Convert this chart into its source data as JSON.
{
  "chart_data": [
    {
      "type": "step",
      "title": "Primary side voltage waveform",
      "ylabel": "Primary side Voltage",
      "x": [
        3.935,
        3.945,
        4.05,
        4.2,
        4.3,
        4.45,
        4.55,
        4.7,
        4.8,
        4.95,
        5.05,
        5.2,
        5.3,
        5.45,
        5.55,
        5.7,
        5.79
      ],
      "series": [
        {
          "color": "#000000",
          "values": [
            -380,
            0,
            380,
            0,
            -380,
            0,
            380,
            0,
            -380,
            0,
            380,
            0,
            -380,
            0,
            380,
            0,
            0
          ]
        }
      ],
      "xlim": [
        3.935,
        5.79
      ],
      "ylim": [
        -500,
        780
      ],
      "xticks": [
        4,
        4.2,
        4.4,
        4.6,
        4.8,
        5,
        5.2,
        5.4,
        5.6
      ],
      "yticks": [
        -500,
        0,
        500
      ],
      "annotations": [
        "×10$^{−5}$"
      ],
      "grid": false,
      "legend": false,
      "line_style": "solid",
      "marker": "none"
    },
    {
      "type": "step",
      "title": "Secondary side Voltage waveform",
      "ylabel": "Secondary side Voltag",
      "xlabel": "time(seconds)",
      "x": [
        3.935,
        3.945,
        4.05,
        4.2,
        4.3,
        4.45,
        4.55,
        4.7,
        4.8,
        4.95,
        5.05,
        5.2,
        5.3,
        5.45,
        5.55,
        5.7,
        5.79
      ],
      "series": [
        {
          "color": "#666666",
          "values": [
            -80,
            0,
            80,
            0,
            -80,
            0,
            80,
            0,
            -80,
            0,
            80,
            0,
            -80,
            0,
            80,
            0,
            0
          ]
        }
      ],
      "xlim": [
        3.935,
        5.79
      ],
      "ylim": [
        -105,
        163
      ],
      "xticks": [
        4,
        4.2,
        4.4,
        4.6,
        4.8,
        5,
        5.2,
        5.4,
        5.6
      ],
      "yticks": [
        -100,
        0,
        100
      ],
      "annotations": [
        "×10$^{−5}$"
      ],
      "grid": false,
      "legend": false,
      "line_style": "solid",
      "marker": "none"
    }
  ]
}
☆ ☆ ☆
In the records above, how many lines hold the string "title"? Reply with only the number.

▶ _Exercise response_
2